=== Dataset records ===

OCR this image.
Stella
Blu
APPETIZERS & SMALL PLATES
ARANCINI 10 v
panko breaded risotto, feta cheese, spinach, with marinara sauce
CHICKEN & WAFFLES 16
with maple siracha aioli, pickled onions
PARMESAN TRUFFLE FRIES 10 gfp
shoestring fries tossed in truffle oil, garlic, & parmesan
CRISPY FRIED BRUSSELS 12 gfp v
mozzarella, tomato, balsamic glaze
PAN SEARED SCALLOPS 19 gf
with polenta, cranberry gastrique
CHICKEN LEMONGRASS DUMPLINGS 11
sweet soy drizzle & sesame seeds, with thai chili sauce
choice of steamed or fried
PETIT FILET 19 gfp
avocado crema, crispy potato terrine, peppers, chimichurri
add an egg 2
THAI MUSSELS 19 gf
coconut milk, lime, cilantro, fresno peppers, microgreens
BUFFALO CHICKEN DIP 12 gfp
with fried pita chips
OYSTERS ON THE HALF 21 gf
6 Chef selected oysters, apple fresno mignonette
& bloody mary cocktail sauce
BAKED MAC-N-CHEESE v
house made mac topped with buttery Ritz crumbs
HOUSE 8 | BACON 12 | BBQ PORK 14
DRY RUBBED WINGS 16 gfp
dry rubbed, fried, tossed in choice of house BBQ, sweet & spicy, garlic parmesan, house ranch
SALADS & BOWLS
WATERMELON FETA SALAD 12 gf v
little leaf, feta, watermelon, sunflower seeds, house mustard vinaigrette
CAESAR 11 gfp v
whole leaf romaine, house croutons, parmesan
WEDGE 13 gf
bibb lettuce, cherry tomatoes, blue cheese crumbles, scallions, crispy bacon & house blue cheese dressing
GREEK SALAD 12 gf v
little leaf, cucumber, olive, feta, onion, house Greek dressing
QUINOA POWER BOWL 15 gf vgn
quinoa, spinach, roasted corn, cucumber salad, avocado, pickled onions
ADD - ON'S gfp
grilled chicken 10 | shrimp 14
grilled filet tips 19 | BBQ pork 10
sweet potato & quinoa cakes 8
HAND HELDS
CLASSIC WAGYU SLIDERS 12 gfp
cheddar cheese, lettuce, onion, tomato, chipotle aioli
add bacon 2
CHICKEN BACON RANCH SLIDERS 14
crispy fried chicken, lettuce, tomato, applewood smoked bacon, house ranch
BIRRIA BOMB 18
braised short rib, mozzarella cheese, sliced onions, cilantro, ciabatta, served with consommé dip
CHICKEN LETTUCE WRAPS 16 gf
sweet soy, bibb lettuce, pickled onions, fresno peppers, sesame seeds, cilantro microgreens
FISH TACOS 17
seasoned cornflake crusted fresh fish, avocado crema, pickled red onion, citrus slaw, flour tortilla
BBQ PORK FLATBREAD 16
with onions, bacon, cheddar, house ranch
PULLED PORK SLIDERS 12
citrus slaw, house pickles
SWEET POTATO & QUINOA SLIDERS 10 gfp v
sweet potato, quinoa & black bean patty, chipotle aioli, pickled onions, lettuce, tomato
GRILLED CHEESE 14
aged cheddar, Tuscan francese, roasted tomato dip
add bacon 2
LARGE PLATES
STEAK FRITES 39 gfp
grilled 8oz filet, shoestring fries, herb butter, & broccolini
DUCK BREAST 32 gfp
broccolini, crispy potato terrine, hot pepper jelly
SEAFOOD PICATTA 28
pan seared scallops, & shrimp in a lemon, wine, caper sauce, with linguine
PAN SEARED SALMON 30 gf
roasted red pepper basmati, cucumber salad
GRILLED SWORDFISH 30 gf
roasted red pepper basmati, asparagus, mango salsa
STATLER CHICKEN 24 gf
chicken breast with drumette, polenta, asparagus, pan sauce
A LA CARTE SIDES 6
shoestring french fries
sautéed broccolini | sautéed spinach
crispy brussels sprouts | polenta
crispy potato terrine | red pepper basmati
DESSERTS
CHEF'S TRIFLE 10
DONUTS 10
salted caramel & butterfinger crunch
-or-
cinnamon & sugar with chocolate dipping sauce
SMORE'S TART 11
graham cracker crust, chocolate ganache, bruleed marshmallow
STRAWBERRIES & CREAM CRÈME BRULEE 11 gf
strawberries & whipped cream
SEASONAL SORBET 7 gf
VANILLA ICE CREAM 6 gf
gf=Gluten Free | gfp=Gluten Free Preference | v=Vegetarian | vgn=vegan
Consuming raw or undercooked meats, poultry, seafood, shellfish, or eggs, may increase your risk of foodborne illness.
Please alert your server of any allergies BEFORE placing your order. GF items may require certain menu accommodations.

===
=== Dataset records ===

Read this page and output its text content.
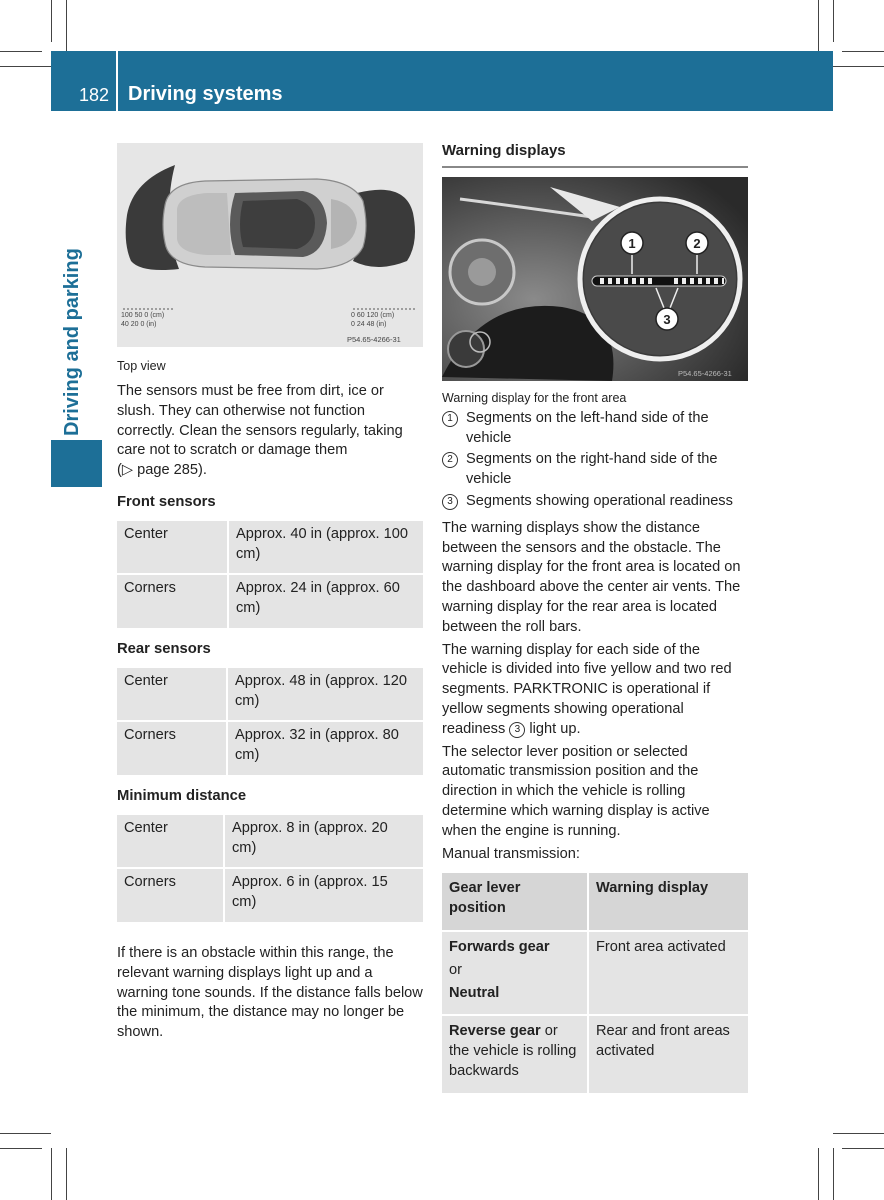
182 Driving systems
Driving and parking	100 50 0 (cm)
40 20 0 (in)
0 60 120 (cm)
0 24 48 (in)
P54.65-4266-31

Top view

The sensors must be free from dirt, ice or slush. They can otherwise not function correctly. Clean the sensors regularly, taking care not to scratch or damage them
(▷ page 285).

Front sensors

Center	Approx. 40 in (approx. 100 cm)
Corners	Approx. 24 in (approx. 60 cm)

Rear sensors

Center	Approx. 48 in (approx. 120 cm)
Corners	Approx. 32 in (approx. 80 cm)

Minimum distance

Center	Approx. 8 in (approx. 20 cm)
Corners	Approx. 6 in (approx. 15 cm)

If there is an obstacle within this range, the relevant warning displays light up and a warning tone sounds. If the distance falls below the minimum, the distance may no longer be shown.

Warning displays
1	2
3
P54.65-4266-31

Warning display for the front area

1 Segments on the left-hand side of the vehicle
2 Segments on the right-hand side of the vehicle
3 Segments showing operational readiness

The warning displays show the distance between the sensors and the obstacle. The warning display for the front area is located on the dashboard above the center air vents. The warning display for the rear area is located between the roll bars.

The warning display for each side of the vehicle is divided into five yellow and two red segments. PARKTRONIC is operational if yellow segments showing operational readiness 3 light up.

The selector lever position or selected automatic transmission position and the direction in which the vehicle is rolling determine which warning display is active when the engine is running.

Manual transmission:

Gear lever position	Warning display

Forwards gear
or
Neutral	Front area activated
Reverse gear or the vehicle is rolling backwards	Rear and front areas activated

===

> [Objective]
Within the data above, pick out all lines holding the word "approx".

> [Result for this task]
Center	Approx. 40 in (approx. 100 cm)
Corners	Approx. 24 in (approx. 60 cm)
Center	Approx. 48 in (approx. 120 cm)
Corners	Approx. 32 in (approx. 80 cm)
Center	Approx. 8 in (approx. 20 cm)
Corners	Approx. 6 in (approx. 15 cm)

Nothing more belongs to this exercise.